#### DATA FOR THIS EXERCISE

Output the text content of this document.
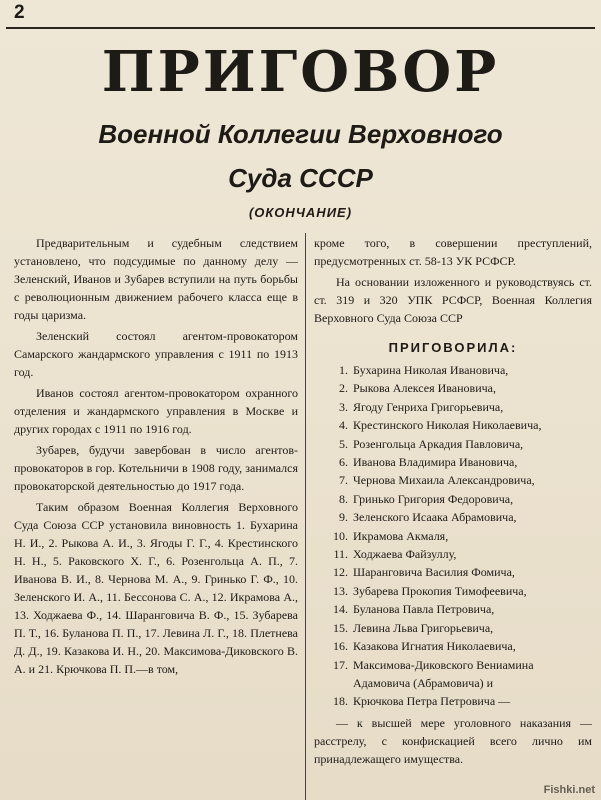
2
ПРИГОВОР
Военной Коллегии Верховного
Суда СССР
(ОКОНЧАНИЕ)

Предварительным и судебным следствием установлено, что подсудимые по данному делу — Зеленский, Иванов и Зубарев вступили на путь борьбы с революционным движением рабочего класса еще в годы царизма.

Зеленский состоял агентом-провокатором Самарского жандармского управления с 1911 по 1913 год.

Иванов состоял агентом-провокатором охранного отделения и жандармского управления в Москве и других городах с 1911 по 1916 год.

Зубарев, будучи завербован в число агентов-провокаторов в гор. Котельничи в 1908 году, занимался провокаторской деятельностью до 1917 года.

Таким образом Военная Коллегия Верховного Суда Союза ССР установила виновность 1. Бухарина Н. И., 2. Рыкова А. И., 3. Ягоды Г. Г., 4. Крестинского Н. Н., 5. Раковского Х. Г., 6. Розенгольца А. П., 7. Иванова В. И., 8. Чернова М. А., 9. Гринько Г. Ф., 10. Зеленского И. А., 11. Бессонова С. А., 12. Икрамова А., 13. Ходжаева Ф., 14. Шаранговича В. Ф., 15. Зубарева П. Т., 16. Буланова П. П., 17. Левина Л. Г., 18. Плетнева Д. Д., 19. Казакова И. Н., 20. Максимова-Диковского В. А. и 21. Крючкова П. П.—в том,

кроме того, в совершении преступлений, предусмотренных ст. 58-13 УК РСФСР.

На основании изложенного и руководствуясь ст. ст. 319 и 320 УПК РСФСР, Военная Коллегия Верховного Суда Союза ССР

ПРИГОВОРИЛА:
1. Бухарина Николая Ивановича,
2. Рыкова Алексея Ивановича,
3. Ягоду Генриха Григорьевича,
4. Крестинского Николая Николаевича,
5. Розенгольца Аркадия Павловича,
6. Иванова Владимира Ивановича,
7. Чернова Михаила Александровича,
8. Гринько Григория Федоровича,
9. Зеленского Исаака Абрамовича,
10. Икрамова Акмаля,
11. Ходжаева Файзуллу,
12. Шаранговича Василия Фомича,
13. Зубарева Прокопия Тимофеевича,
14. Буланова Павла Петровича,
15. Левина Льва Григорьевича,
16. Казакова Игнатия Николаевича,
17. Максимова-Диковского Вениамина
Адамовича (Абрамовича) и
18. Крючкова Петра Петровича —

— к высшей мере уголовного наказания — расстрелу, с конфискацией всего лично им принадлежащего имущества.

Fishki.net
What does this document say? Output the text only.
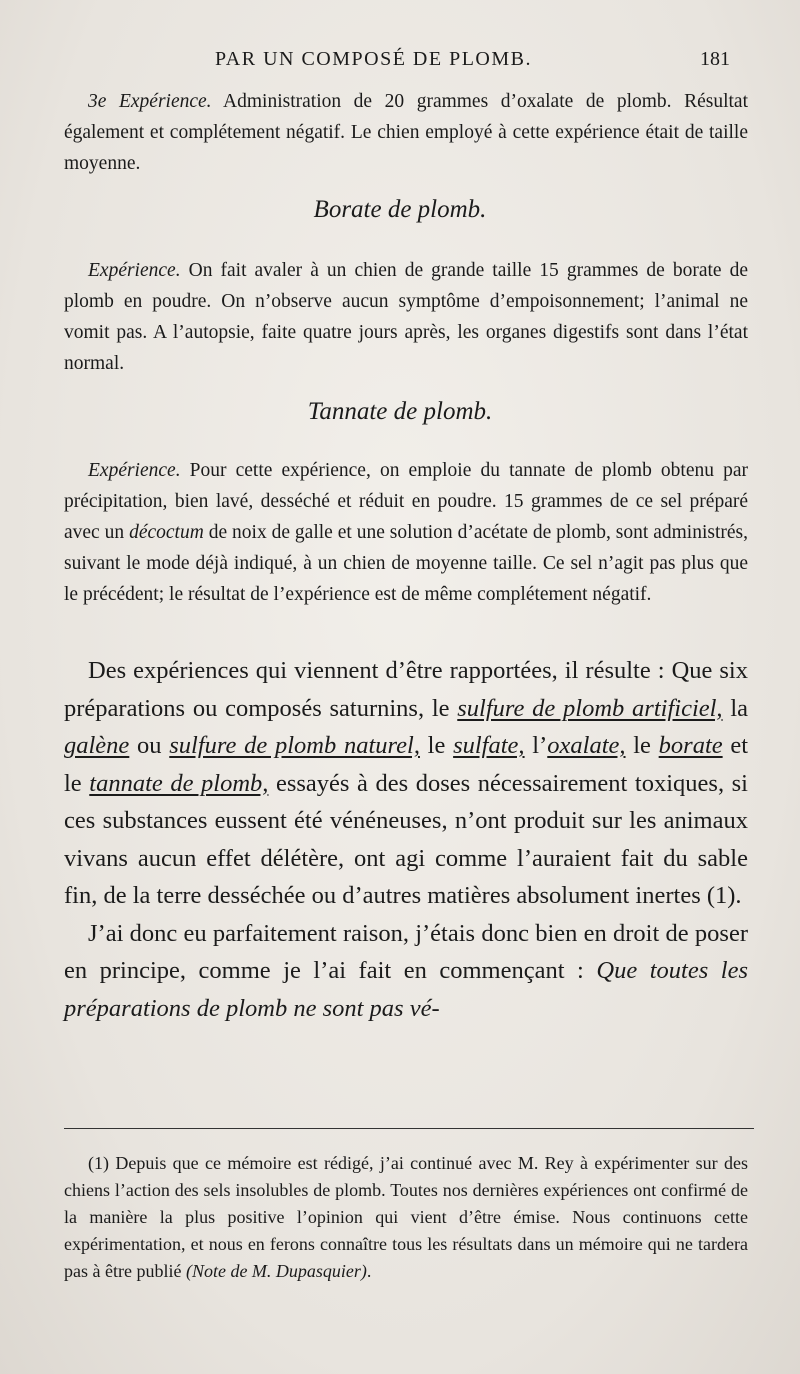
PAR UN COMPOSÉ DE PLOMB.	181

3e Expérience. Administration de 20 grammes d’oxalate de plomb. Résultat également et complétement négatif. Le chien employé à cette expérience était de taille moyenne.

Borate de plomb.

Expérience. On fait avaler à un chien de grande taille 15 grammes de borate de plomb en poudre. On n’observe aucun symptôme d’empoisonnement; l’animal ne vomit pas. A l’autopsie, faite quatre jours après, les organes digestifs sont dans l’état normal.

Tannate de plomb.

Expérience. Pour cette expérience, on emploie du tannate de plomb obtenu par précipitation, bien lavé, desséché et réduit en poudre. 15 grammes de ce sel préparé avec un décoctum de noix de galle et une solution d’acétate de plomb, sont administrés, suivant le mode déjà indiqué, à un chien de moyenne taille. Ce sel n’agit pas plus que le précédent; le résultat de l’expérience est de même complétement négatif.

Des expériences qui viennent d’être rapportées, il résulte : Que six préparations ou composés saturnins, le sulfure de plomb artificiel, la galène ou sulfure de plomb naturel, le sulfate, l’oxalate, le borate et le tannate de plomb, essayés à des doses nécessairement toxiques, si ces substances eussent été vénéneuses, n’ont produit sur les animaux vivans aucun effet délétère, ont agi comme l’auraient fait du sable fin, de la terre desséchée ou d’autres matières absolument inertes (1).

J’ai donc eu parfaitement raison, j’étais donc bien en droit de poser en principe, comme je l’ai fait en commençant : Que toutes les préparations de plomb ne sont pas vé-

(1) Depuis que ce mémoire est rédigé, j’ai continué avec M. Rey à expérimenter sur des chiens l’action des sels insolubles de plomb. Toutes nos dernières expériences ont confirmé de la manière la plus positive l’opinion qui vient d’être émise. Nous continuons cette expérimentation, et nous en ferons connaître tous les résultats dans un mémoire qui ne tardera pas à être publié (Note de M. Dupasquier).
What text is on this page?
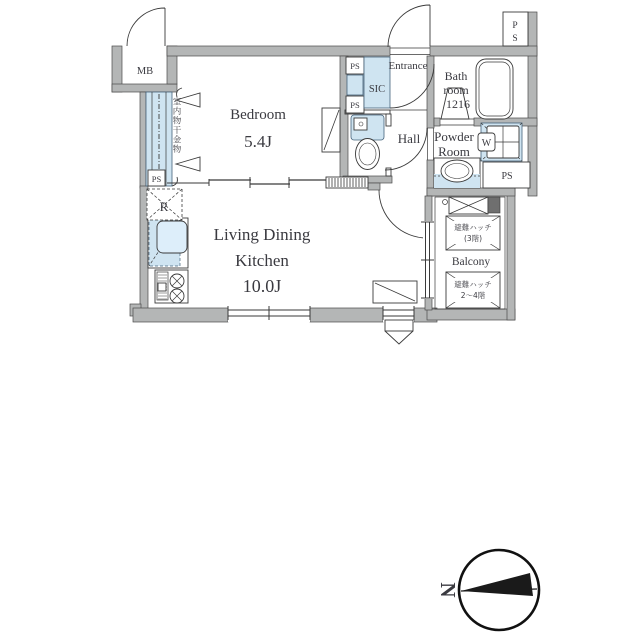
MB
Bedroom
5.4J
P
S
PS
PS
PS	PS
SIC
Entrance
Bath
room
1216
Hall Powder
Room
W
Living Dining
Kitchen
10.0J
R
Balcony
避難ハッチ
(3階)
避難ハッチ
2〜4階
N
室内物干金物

########

- _WORK TO BE COMPLETED_:
Leave out every picture and copy the rest of the records exactly.

- _TASK ANSWER_:
Output the text content of this document.
2
ПРИГОВОР
Военной Коллегии Верховного
Суда СССР
(ОКОНЧАНИЕ)

Предварительным и судебным следствием установлено, что подсудимые по данному делу — Зеленский, Иванов и Зубарев вступили на путь борьбы с революционным движением рабочего класса еще в годы царизма.

Зеленский состоял агентом-провокатором Самарского жандармского управления с 1911 по 1913 год.

Иванов состоял агентом-провокатором охранного отделения и жандармского управления в Москве и других городах с 1911 по 1916 год.

Зубарев, будучи завербован в число агентов-провокаторов в гор. Котельничи в 1908 году, занимался провокаторской деятельностью до 1917 года.

Таким образом Военная Коллегия Верховного Суда Союза ССР установила виновность 1. Бухарина Н. И., 2. Рыкова А. И., 3. Ягоды Г. Г., 4. Крестинского Н. Н., 5. Раковского Х. Г., 6. Розенгольца А. П., 7. Иванова В. И., 8. Чернова М. А., 9. Гринько Г. Ф., 10. Зеленского И. А., 11. Бессонова С. А., 12. Икрамова А., 13. Ходжаева Ф., 14. Шаранговича В. Ф., 15. Зубарева П. Т., 16. Буланова П. П., 17. Левина Л. Г., 18. Плетнева Д. Д., 19. Казакова И. Н., 20. Максимова-Диковского В. А. и 21. Крючкова П. П.—в том,

кроме того, в совершении преступлений, предусмотренных ст. 58-13 УК РСФСР.

На основании изложенного и руководствуясь ст. ст. 319 и 320 УПК РСФСР, Военная Коллегия Верховного Суда Союза ССР

ПРИГОВОРИЛА:
1. Бухарина Николая Ивановича,
2. Рыкова Алексея Ивановича,
3. Ягоду Генриха Григорьевича,
4. Крестинского Николая Николаевича,
5. Розенгольца Аркадия Павловича,
6. Иванова Владимира Ивановича,
7. Чернова Михаила Александровича,
8. Гринько Григория Федоровича,
9. Зеленского Исаака Абрамовича,
10. Икрамова Акмаля,
11. Ходжаева Файзуллу,
12. Шаранговича Василия Фомича,
13. Зубарева Прокопия Тимофеевича,
14. Буланова Павла Петровича,
15. Левина Льва Григорьевича,
16. Казакова Игнатия Николаевича,
17. Максимова-Диковского Вениамина
Адамовича (Абрамовича) и
18. Крючкова Петра Петровича —

— к высшей мере уголовного наказания — расстрелу, с конфискацией всего лично им принадлежащего имущества.

Fishki.net
What does this document say? Output the text only.
PAR UN COMPOSÉ DE PLOMB.	181

3e Expérience. Administration de 20 grammes d’oxalate de plomb. Résultat également et complétement négatif. Le chien employé à cette expérience était de taille moyenne.

Borate de plomb.

Expérience. On fait avaler à un chien de grande taille 15 grammes de borate de plomb en poudre. On n’observe aucun symptôme d’empoisonnement; l’animal ne vomit pas. A l’autopsie, faite quatre jours après, les organes digestifs sont dans l’état normal.

Tannate de plomb.

Expérience. Pour cette expérience, on emploie du tannate de plomb obtenu par précipitation, bien lavé, desséché et réduit en poudre. 15 grammes de ce sel préparé avec un décoctum de noix de galle et une solution d’acétate de plomb, sont administrés, suivant le mode déjà indiqué, à un chien de moyenne taille. Ce sel n’agit pas plus que le précédent; le résultat de l’expérience est de même complétement négatif.

Des expériences qui viennent d’être rapportées, il résulte : Que six préparations ou composés saturnins, le sulfure de plomb artificiel, la galène ou sulfure de plomb naturel, le sulfate, l’oxalate, le borate et le tannate de plomb, essayés à des doses nécessairement toxiques, si ces substances eussent été vénéneuses, n’ont produit sur les animaux vivans aucun effet délétère, ont agi comme l’auraient fait du sable fin, de la terre desséchée ou d’autres matières absolument inertes (1).

J’ai donc eu parfaitement raison, j’étais donc bien en droit de poser en principe, comme je l’ai fait en commençant : Que toutes les préparations de plomb ne sont pas vé-

(1) Depuis que ce mémoire est rédigé, j’ai continué avec M. Rey à expérimenter sur des chiens l’action des sels insolubles de plomb. Toutes nos dernières expériences ont confirmé de la manière la plus positive l’opinion qui vient d’être émise. Nous continuons cette expérimentation, et nous en ferons connaître tous les résultats dans un mémoire qui ne tardera pas à être publié (Note de M. Dupasquier).
What text is on this page?
MB
Bedroom
5.4J
P
S
PS
PS
PS	PS
SIC
Entrance
Bath
room
1216
Hall Powder
Room
W
Living Dining
Kitchen
10.0J
R
Balcony
避難ハッチ
(3階)
避難ハッチ
2〜4階
N
室内物干金物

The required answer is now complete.